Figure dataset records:
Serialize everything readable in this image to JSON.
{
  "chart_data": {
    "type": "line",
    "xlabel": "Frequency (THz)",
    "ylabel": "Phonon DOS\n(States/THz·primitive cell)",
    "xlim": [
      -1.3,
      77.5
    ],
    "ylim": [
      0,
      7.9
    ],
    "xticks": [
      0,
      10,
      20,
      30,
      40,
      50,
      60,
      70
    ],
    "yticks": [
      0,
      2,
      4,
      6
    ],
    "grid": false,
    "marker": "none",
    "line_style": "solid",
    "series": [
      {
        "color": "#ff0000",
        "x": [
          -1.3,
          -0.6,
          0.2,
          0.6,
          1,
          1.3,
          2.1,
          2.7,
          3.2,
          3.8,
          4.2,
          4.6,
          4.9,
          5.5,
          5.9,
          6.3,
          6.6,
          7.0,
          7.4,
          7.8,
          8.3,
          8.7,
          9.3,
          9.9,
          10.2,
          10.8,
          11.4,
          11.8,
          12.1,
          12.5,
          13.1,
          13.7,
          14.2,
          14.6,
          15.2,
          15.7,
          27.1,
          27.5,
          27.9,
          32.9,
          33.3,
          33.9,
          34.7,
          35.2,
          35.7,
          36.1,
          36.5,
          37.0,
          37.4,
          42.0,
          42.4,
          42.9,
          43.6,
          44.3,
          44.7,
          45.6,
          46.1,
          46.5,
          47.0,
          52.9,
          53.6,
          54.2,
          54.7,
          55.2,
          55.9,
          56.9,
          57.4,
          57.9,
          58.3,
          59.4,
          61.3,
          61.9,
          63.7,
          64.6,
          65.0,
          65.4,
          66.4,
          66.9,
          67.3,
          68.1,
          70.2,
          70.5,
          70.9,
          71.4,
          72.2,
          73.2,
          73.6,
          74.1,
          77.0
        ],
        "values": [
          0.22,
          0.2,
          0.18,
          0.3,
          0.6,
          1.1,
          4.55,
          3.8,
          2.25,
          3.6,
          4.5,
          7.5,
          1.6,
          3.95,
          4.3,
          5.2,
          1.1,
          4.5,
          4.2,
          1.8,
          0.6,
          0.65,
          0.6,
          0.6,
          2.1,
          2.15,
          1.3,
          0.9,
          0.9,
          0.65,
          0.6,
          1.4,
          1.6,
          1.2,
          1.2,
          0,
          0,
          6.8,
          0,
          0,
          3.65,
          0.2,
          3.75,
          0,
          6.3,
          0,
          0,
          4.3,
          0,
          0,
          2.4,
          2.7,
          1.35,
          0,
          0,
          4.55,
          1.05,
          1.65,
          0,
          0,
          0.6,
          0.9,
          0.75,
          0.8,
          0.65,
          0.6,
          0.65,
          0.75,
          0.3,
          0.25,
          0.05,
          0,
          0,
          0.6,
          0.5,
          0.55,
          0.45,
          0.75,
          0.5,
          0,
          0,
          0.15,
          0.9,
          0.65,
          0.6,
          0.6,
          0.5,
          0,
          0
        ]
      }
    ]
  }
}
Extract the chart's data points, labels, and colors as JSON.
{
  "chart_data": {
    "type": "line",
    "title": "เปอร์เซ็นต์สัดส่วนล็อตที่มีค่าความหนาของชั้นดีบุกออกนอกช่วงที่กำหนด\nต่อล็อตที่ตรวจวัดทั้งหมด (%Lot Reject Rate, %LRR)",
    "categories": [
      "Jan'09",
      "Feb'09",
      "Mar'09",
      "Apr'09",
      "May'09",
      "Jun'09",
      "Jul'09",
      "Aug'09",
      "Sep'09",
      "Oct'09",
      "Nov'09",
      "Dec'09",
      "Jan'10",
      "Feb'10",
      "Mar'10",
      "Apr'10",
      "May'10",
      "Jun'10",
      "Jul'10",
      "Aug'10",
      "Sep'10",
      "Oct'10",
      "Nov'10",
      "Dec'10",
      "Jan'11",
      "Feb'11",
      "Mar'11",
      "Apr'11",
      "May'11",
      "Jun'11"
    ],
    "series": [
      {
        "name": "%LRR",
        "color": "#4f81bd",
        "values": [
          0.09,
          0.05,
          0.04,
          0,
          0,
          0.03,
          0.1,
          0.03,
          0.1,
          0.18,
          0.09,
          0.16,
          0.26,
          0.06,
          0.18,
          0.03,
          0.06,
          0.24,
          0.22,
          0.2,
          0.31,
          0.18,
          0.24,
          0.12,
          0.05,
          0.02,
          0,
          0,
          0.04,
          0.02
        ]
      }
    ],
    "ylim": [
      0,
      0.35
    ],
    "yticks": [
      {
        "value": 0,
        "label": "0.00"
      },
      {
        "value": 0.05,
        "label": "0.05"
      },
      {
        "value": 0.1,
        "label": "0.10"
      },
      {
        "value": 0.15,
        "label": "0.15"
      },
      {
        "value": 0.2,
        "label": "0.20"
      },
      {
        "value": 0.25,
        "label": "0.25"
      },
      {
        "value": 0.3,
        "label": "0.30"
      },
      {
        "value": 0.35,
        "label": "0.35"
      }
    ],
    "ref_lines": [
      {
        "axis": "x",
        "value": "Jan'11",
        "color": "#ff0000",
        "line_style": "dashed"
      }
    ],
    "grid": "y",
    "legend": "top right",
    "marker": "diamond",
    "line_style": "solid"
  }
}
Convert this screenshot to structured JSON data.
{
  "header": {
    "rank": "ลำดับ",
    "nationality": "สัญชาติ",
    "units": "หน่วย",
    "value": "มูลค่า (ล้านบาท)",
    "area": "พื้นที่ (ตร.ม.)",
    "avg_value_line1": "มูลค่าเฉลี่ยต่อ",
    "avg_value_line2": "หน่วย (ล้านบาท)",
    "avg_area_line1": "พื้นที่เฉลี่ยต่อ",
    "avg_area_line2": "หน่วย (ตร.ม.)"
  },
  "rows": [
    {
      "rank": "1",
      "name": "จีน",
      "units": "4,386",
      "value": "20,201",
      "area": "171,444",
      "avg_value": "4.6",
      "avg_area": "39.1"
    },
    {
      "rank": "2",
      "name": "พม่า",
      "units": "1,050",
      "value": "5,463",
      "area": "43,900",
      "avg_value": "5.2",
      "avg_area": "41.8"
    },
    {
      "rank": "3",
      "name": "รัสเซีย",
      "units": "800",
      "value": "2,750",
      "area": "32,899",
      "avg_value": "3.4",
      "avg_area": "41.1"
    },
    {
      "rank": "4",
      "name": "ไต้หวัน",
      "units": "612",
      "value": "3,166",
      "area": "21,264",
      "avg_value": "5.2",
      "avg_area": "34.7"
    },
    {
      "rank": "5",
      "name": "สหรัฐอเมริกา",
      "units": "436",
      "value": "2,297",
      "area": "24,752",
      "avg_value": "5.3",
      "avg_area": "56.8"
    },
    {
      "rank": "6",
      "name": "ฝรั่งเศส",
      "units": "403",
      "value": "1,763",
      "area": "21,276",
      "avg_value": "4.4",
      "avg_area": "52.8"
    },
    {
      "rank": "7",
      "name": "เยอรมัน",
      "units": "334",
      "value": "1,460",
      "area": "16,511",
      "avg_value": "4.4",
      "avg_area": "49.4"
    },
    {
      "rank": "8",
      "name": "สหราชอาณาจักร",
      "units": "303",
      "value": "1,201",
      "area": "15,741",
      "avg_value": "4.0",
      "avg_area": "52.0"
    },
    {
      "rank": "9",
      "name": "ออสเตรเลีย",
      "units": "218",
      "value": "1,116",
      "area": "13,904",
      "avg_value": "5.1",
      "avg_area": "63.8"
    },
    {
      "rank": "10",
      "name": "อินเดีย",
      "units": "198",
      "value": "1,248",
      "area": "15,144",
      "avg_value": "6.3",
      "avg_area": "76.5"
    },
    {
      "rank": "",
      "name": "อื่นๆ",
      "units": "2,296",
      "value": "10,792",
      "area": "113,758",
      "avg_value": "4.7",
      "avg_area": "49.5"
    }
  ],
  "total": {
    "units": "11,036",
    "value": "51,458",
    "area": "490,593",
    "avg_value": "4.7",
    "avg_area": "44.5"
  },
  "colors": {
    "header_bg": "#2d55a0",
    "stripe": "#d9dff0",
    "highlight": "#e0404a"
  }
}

▸ **DESCRIPTION OF THE TASK**:
Copy every line that contains the string "this".

▸ **SOLUTION TO THE PROBLEM**:
Serialize everything readable in this image to JSON.
Convert this screenshot to structured JSON data.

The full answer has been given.